• PROMPT: Would you pull out every line of the material that contains the string "مسجد"?

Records
>>>>

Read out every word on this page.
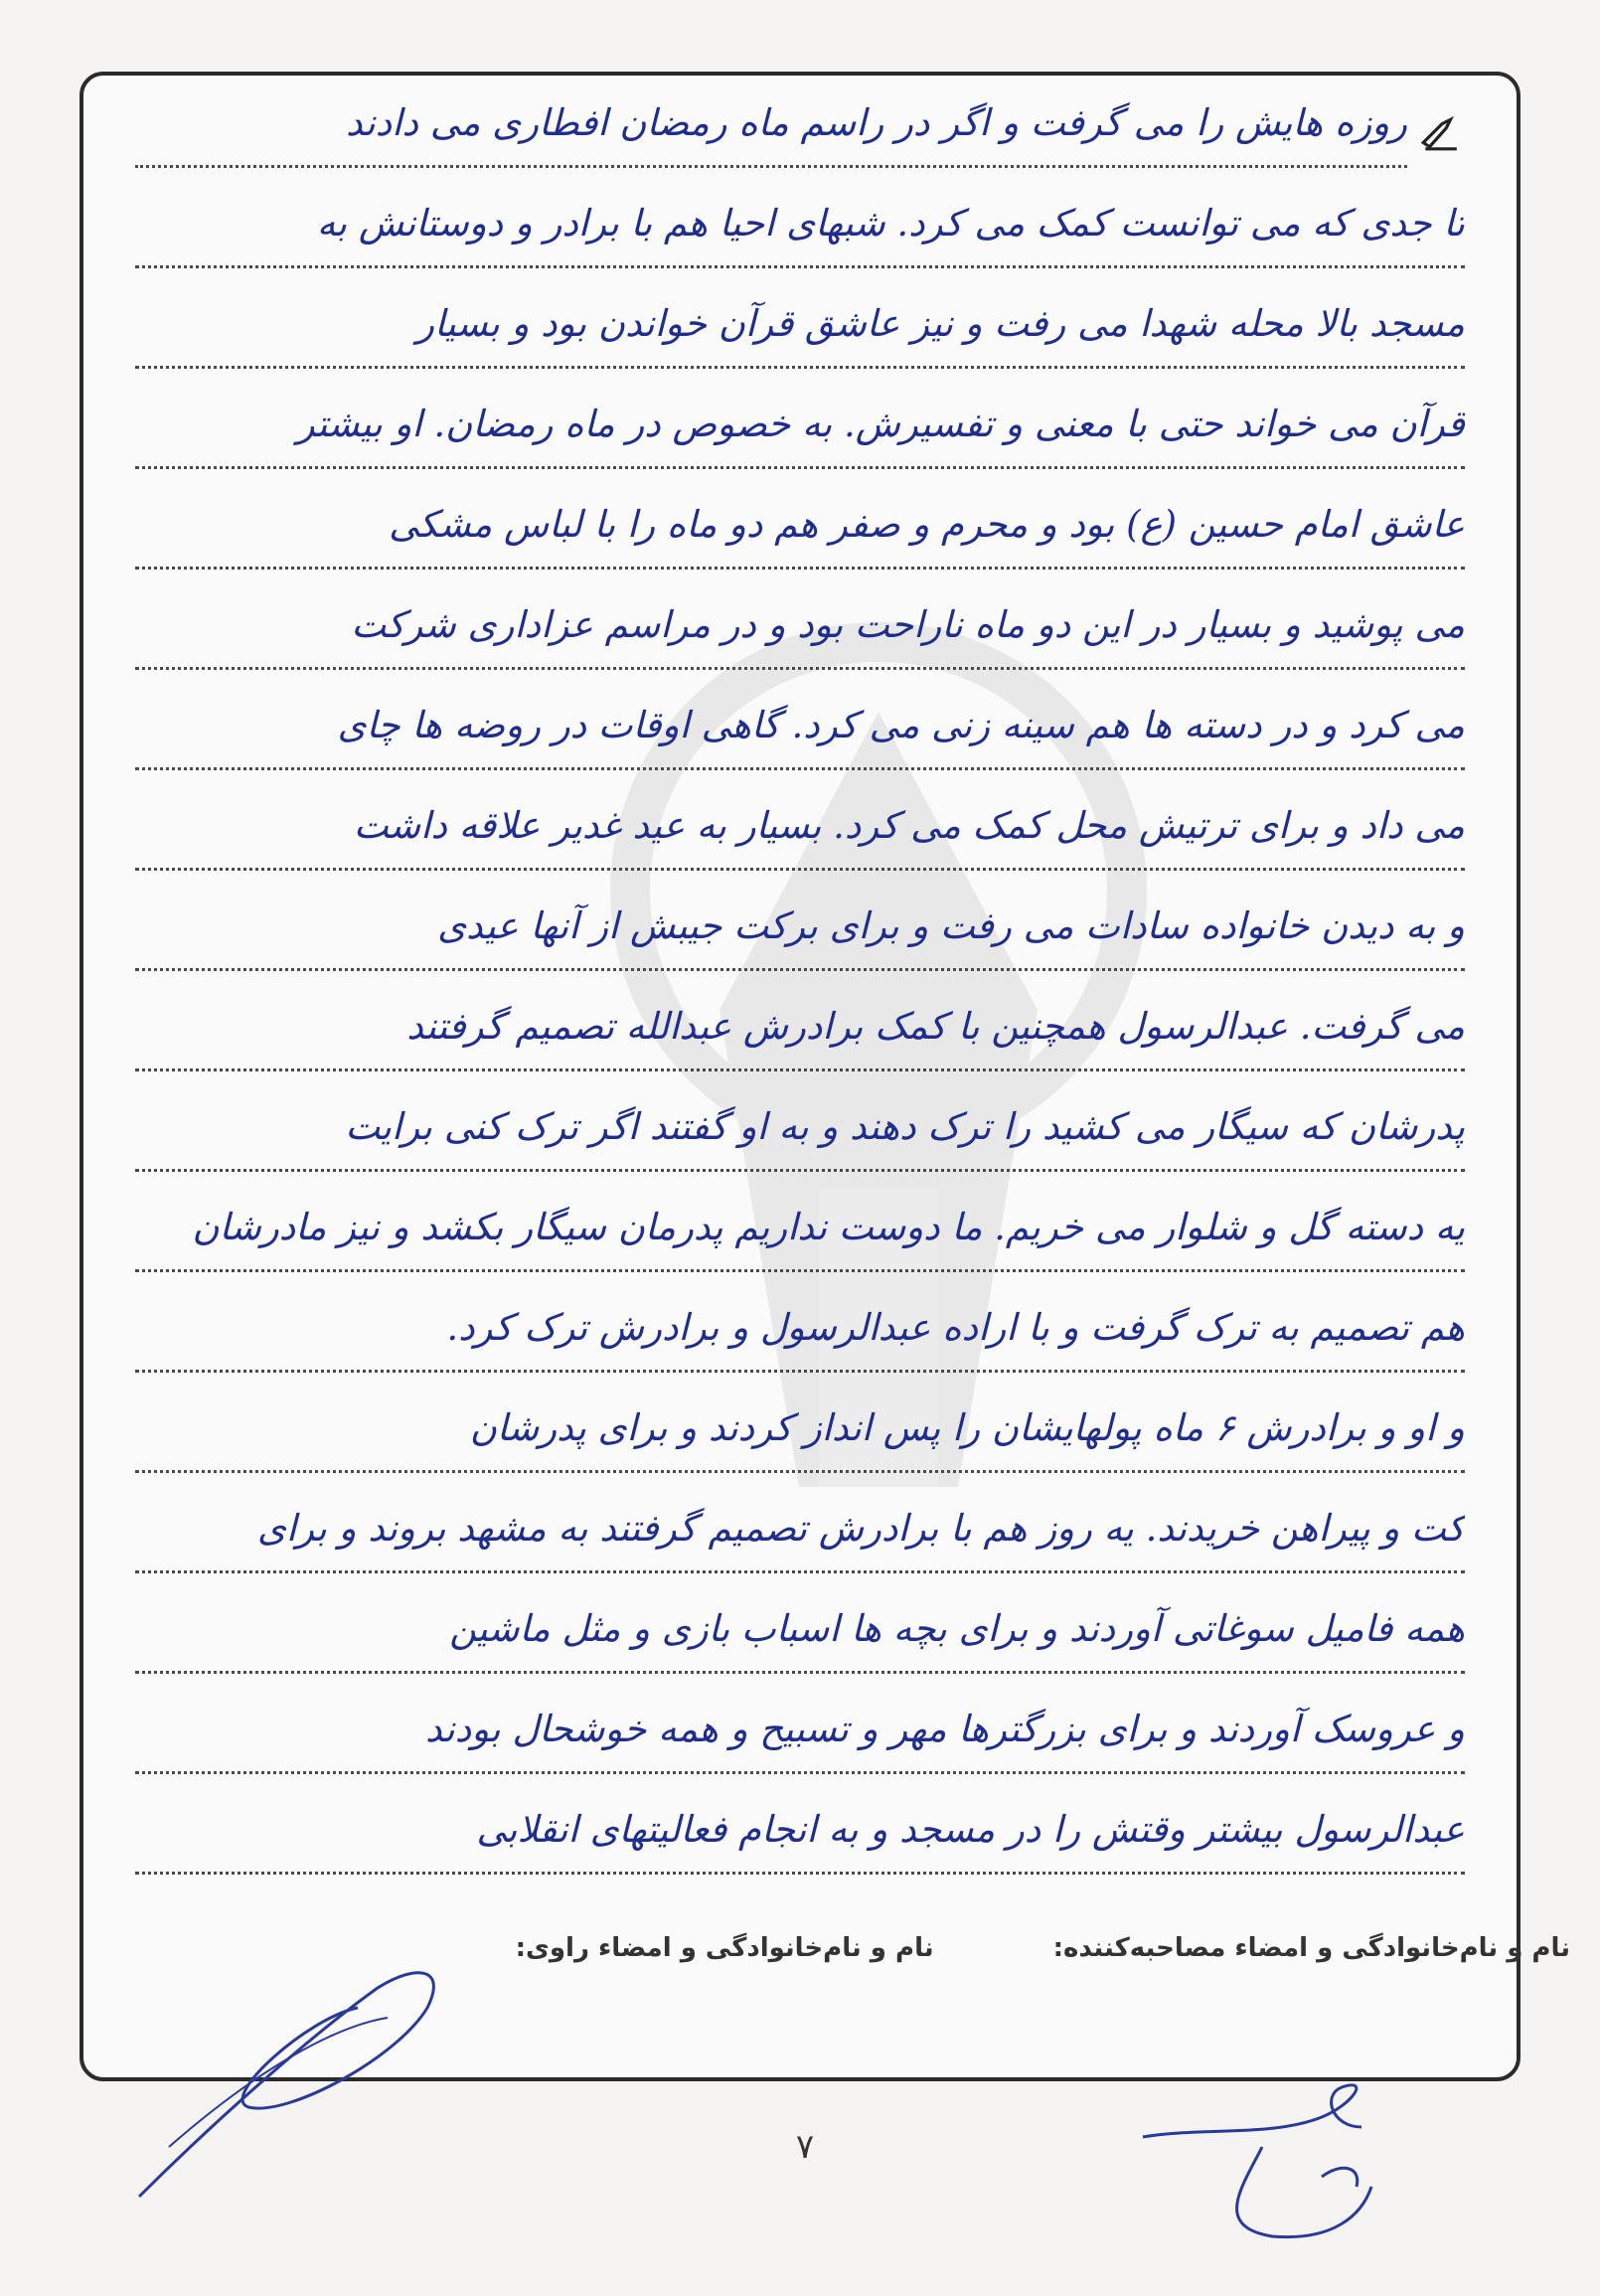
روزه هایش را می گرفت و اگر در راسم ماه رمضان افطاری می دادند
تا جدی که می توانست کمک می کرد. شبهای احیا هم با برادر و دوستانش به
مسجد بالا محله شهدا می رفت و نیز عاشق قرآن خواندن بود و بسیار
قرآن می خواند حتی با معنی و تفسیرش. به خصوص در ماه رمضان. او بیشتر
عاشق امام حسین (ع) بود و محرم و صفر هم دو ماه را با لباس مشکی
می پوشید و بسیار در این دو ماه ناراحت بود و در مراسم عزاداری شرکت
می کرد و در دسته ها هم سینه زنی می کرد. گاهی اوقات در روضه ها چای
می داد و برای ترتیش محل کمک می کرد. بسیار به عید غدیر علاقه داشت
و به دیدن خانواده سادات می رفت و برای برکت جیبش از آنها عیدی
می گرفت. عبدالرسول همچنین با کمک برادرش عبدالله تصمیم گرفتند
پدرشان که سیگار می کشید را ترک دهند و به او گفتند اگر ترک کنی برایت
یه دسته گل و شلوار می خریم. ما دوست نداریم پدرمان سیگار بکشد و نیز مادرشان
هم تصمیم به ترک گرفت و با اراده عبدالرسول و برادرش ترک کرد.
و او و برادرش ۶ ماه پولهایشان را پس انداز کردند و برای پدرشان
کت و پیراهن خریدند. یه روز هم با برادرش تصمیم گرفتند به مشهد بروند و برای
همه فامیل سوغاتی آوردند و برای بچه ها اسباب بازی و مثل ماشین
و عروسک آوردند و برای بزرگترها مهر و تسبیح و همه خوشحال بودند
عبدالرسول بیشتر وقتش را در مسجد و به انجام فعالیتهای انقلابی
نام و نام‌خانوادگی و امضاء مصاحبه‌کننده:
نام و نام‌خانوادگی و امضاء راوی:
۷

<<<<
>>>>

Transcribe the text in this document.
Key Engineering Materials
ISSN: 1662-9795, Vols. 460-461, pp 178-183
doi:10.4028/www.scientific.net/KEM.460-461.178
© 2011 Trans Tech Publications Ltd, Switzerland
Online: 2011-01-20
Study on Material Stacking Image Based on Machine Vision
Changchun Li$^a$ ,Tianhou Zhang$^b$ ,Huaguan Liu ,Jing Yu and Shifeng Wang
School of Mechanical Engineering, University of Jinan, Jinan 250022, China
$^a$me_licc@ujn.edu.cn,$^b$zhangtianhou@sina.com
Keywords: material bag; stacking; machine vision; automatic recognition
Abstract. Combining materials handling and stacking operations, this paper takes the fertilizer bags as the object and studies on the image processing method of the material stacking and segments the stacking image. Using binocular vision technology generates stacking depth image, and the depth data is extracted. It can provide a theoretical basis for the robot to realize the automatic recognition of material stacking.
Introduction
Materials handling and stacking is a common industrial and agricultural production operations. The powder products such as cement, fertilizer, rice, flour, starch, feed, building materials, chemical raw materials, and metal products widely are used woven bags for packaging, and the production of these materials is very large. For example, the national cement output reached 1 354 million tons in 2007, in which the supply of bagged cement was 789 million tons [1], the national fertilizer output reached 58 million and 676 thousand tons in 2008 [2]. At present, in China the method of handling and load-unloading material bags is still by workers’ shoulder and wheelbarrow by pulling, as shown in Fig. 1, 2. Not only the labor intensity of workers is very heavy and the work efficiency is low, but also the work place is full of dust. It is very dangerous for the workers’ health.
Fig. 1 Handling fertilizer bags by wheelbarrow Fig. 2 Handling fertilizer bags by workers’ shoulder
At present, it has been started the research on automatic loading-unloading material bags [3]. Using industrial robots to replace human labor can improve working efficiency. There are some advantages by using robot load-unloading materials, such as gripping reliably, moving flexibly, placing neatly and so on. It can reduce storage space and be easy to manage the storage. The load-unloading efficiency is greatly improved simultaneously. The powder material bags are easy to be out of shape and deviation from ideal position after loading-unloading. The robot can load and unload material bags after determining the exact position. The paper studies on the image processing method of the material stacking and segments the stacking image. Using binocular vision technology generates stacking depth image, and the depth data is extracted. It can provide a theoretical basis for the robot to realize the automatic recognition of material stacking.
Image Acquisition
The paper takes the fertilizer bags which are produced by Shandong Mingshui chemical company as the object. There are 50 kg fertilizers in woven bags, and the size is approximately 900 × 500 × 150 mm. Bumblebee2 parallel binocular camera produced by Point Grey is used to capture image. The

<<<<

• RESPONSE TO THE EXERCISE:
مسجد بالا محله شهدا می رفت و نیز عاشق قرآن خواندن بود و بسیار
عبدالرسول بیشتر وقتش را در مسجد و به انجام فعالیتهای انقلابی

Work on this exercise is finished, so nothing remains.